▶ Task prompt
Render the material below as a numbered list with one line per item, skipping any blank lines and leaving out the pictures.

>> BEGIN Data for the task

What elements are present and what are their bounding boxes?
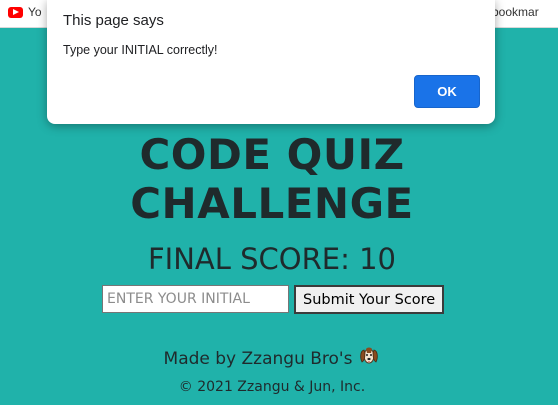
bookmark-youtube[interactable]: Yo <box>8 5 42 19</box>
submit-score-button[interactable]: Submit Your Score <box>294 285 445 314</box>
initial-input[interactable] <box>102 285 289 313</box>
dog-face-icon <box>358 345 380 372</box>
page-title: CODE QUIZ CHALLENGE <box>130 130 414 228</box>
alert-message: Type your INITIAL correctly! <box>63 43 218 57</box>
youtube-icon <box>8 6 23 18</box>
credits-text: Made by Zzangu Bro's <box>163 348 353 369</box>
ok-button[interactable]: OK <box>414 75 480 108</box>
bookmark-youtube-label: Yo <box>28 5 42 19</box>
alert-dialog: This page says Type your INITIAL correct… <box>47 0 495 124</box>
credits: Made by Zzangu Bro's <box>0 345 544 372</box>
alert-title: This page says <box>63 12 164 29</box>
score-form: Submit Your Score <box>102 285 445 314</box>
copyright: © 2021 Zzangu & Jun, Inc. <box>178 379 366 395</box>
final-score: FINAL SCORE: 10 <box>148 242 396 276</box>
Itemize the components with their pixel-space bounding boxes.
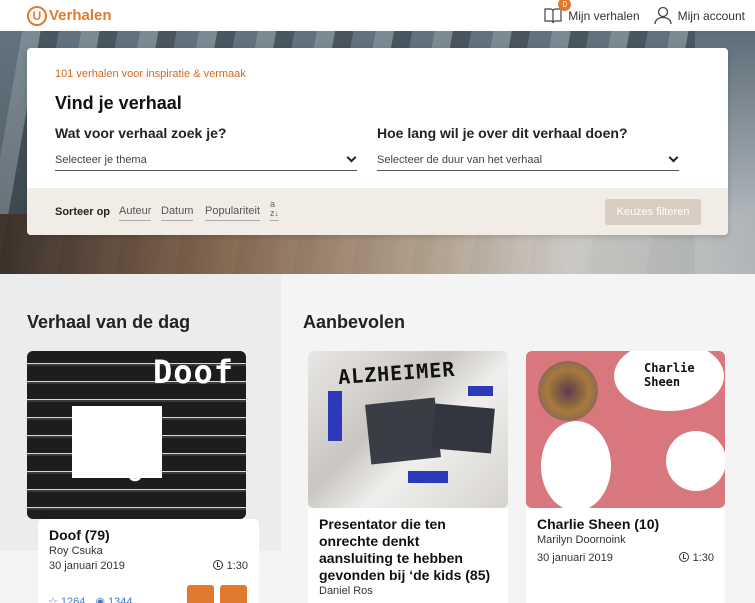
- story-duration: 1:30: [226, 560, 248, 572]
- story-author: Daniel Ros: [319, 585, 373, 597]
- recommended-info-1[interactable]: Presentator die ten onrechte denkt aansl…: [308, 508, 508, 603]
- cover-word-1: Charlie: [644, 361, 695, 375]
- arrow-down-icon: ↓: [274, 208, 280, 218]
- story-duration-wrap: 1:30: [678, 552, 714, 564]
- recommended-cover-1[interactable]: ALZHEIMER: [308, 351, 508, 508]
- sort-az-toggle[interactable]: a z↓: [270, 200, 279, 221]
- theme-select-value: Selecteer je thema: [55, 153, 147, 166]
- cover-shape: [666, 431, 725, 491]
- account-label: Mijn account: [677, 8, 745, 23]
- cover-shape: [408, 471, 448, 483]
- sort-author[interactable]: Auteur: [119, 205, 152, 221]
- views: ◉ 1344: [95, 595, 132, 603]
- cover-paper: [365, 397, 441, 465]
- sort-bar: Sorteer op Auteur Datum Populariteit a z…: [27, 188, 728, 235]
- recommended-info-2[interactable]: Charlie Sheen (10) Marilyn Doornoink 30 …: [526, 508, 725, 603]
- logo-text: Verhalen: [49, 7, 112, 24]
- cover-graphic: [72, 406, 162, 478]
- cover-photo: [538, 361, 598, 421]
- story-author: Marilyn Doornoink: [537, 534, 626, 546]
- likes: ☆ 1264: [48, 595, 85, 603]
- my-stories-label: Mijn verhalen: [568, 8, 640, 23]
- story-stats: ☆ 1264 ◉ 1344: [48, 595, 133, 603]
- account-link[interactable]: Mijn account: [653, 6, 745, 25]
- top-nav: 0 Mijn verhalen Mijn account: [544, 0, 745, 25]
- cover-number: 6: [127, 456, 143, 487]
- story-date: 30 januari 2019: [537, 552, 613, 564]
- cover-shape: [328, 391, 342, 441]
- story-of-day-cover[interactable]: Doof 6: [27, 351, 246, 519]
- duration-select-value: Selecteer de duur van het verhaal: [377, 153, 543, 166]
- chevron-down-icon: [346, 152, 357, 163]
- story-author: Roy Csuka: [49, 545, 103, 557]
- filter-button[interactable]: Keuzes filteren: [605, 199, 701, 225]
- likes-count: 1264: [60, 596, 86, 603]
- cover-word: ALZHEIMER: [337, 356, 457, 390]
- user-icon: [653, 6, 672, 25]
- cover-shape: [468, 386, 493, 396]
- save-button[interactable]: [220, 585, 247, 603]
- my-stories-link[interactable]: 0 Mijn verhalen: [544, 0, 640, 24]
- cover-paper: [431, 403, 495, 454]
- cover-word: Charlie Sheen: [644, 361, 695, 389]
- theme-select[interactable]: Selecteer je thema: [55, 149, 357, 171]
- story-of-day-title: Verhaal van de dag: [27, 312, 191, 332]
- chevron-down-icon: [668, 152, 679, 163]
- search-card: 101 verhalen voor inspiratie & vermaak V…: [27, 48, 728, 235]
- cover-word-2: Sheen: [644, 375, 681, 389]
- eye-icon: ◉: [95, 596, 109, 603]
- story-duration: 1:30: [692, 552, 714, 564]
- cover-shape: [541, 421, 611, 508]
- clock-icon: [678, 552, 689, 562]
- story-date: 30 januari 2019: [49, 560, 125, 572]
- story-title: Presentator die ten onrechte denkt aansl…: [319, 516, 491, 583]
- duration-question: Hoe lang wil je over dit verhaal doen?: [377, 125, 628, 141]
- clock-icon: [212, 560, 223, 570]
- views-count: 1344: [108, 596, 133, 603]
- story-duration-wrap: 1:30: [212, 560, 248, 572]
- cover-word: Doof: [152, 353, 234, 391]
- story-title: Charlie Sheen (10): [537, 516, 660, 532]
- story-meta: 30 januari 2019 1:30: [537, 552, 714, 564]
- recommended-cover-2[interactable]: Charlie Sheen: [526, 351, 725, 508]
- sort-label: Sorteer op: [55, 206, 111, 218]
- top-bar: U Verhalen 0 Mijn verhalen Mijn account: [0, 0, 755, 31]
- logo[interactable]: U Verhalen: [27, 5, 112, 26]
- thumbs-up-icon: ☆: [48, 596, 61, 603]
- duration-select[interactable]: Selecteer de duur van het verhaal: [377, 149, 679, 171]
- recommended-title: Aanbevolen: [303, 312, 406, 332]
- story-meta: 30 januari 2019 1:30: [49, 560, 248, 572]
- sort-date[interactable]: Datum: [161, 205, 194, 221]
- story-title: Doof (79): [49, 527, 110, 543]
- theme-question: Wat voor verhaal zoek je?: [55, 125, 227, 141]
- sort-popularity[interactable]: Populariteit: [205, 205, 261, 221]
- logo-icon: U: [27, 5, 47, 26]
- search-title: Vind je verhaal: [55, 93, 182, 113]
- like-button[interactable]: [187, 585, 214, 603]
- search-subtitle: 101 verhalen voor inspiratie & vermaak: [55, 68, 246, 80]
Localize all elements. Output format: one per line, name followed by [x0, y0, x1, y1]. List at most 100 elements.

>> END Data for the task

▶ Exercise response
1. What elements are present and what are their bounding boxes?
2. bookmark-youtube[interactable]: Yo <box>8 5 42 19</box>
3. submit-score-button[interactable]: Submit Your Score <box>294 285 445 314</box>
4. initial-input[interactable] <box>102 285 289 313</box>
5. dog-face-icon <box>358 345 380 372</box>
6. page-title: CODE QUIZ CHALLENGE <box>130 130 414 228</box>
7. alert-message: Type your INITIAL correctly! <box>63 43 218 57</box>
8. youtube-icon <box>8 6 23 18</box>
9. credits-text: Made by Zzangu Bro's <box>163 348 353 369</box>
10. ok-button[interactable]: OK <box>414 75 480 108</box>
11. bookmark-youtube-label: Yo <box>28 5 42 19</box>
12. alert-dialog: This page says Type your INITIAL correct… <box>47 0 495 124</box>
13. credits: Made by Zzangu Bro's <box>0 345 544 372</box>
14. alert-title: This page says <box>63 12 164 29</box>
15. score-form: Submit Your Score <box>102 285 445 314</box>
16. copyright: © 2021 Zzangu & Jun, Inc. <box>178 379 366 395</box>
17. final-score: FINAL SCORE: 10 <box>148 242 396 276</box>
18. Itemize the components with their pixel-space bounding boxes.
19. - story-duration: 1:30: [226, 560, 248, 572]
20. - story-author: Daniel Ros: [319, 585, 373, 597]
21. - recommended-info-1[interactable]: Presentator die ten onrechte denkt aansl…: [308, 508, 508, 603]
22. - cover-word-1: Charlie: [644, 361, 695, 375]
23. - arrow-down-icon: ↓: [274, 208, 280, 218]
24. - story-duration-wrap: 1:30: [678, 552, 714, 564]
25. - recommended-cover-1[interactable]: ALZHEIMER: [308, 351, 508, 508]
26. - sort-az-toggle[interactable]: a z↓: [270, 200, 279, 221]
27. - theme-select-value: Selecteer je thema: [55, 153, 147, 166]
28. - cover-shape: [666, 431, 725, 491]
29. - account-label: Mijn account: [677, 8, 745, 23]
30. - cover-shape: [408, 471, 448, 483]
31. - sort-author[interactable]: Auteur: [119, 205, 152, 221]
32. - views: ◉ 1344: [95, 595, 132, 603]
33. - cover-paper: [365, 397, 441, 465]
34. - sort-bar: Sorteer op Auteur Datum Populariteit a z…: [27, 188, 728, 235]
35. - recommended-info-2[interactable]: Charlie Sheen (10) Marilyn Doornoink 30 …: [526, 508, 725, 603]
36. - logo-text: Verhalen: [49, 7, 112, 24]
37. - cover-graphic: [72, 406, 162, 478]
38. - cover-photo: [538, 361, 598, 421]
39. - story-author: Marilyn Doornoink: [537, 534, 626, 546]
40. - likes: ☆ 1264: [48, 595, 85, 603]
41. - my-stories-label: Mijn verhalen: [568, 8, 640, 23]
42. - story-stats: ☆ 1264 ◉ 1344: [48, 595, 133, 603]
43. - account-link[interactable]: Mijn account: [653, 6, 745, 25]
44. - top-nav: 0 Mijn verhalen Mijn account: [544, 0, 745, 25]
45. - cover-number: 6: [127, 456, 143, 487]
46. - story-date: 30 januari 2019: [537, 552, 613, 564]
47. - cover-shape: [328, 391, 342, 441]
48. - story-of-day-cover[interactable]: Doof 6: [27, 351, 246, 519]
49. - duration-select-value: Selecteer de duur van het verhaal: [377, 153, 543, 166]
50. - chevron-down-icon: [346, 152, 357, 163]
51. - story-author: Roy Csuka: [49, 545, 103, 557]
52. - filter-button[interactable]: Keuzes filteren: [605, 199, 701, 225]
53. - likes-count: 1264: [60, 596, 86, 603]
54. - cover-word: ALZHEIMER: [337, 356, 457, 390]
55. - user-icon: [653, 6, 672, 25]
56. - cover-shape: [468, 386, 493, 396]
57. - save-button[interactable]: [220, 585, 247, 603]
58. - my-stories-link[interactable]: 0 Mijn verhalen: [544, 0, 640, 24]
59. - cover-paper: [431, 403, 495, 454]
60. - cover-word: Charlie Sheen: [644, 361, 695, 389]
61. - theme-select[interactable]: Selecteer je thema: [55, 149, 357, 171]
62. - story-of-day-title: Verhaal van de dag: [27, 312, 191, 332]
63. - chevron-down-icon: [668, 152, 679, 163]
64. - search-card: 101 verhalen voor inspiratie & vermaak V…: [27, 48, 728, 235]
65. - cover-word-2: Sheen: [644, 375, 681, 389]
66. - eye-icon: ◉: [95, 596, 109, 603]
67. - story-duration: 1:30: [692, 552, 714, 564]
68. - cover-shape: [541, 421, 611, 508]
69. - clock-icon: [678, 552, 689, 562]
70. - story-date: 30 januari 2019: [49, 560, 125, 572]
71. - story-title: Presentator die ten onrechte denkt aansl…: [319, 516, 491, 583]
72. - duration-question: Hoe lang wil je over dit verhaal doen?: [377, 125, 628, 141]
73. - clock-icon: [212, 560, 223, 570]
74. - views-count: 1344: [108, 596, 133, 603]
75. - story-duration-wrap: 1:30: [212, 560, 248, 572]
76. - cover-word: Doof: [152, 353, 234, 391]
77. - story-title: Charlie Sheen (10): [537, 516, 660, 532]
78. - story-meta: 30 januari 2019 1:30: [537, 552, 714, 564]
79. - recommended-cover-2[interactable]: Charlie Sheen: [526, 351, 725, 508]
80. - sort-label: Sorteer op: [55, 206, 111, 218]
81. - top-bar: U Verhalen 0 Mijn verhalen Mijn account: [0, 0, 755, 31]
82. - logo[interactable]: U Verhalen: [27, 5, 112, 26]
83. - thumbs-up-icon: ☆: [48, 596, 61, 603]
84. - duration-select[interactable]: Selecteer de duur van het verhaal: [377, 149, 679, 171]
85. - recommended-title: Aanbevolen: [303, 312, 406, 332]
86. - story-meta: 30 januari 2019 1:30: [49, 560, 248, 572]
87. - sort-date[interactable]: Datum: [161, 205, 194, 221]
88. - story-title: Doof (79): [49, 527, 110, 543]
89. - theme-question: Wat voor verhaal zoek je?: [55, 125, 227, 141]
90. - sort-popularity[interactable]: Populariteit: [205, 205, 261, 221]
91. - logo-icon: U: [27, 5, 47, 26]
92. - search-title: Vind je verhaal: [55, 93, 182, 113]
93. - like-button[interactable]: [187, 585, 214, 603]
94. - search-subtitle: 101 verhalen voor inspiratie & vermaak: [55, 68, 246, 80]
95. Localize all elements. Output format: one per line, name followed by [x0, y0, x1, y1]. List at most 100 elements.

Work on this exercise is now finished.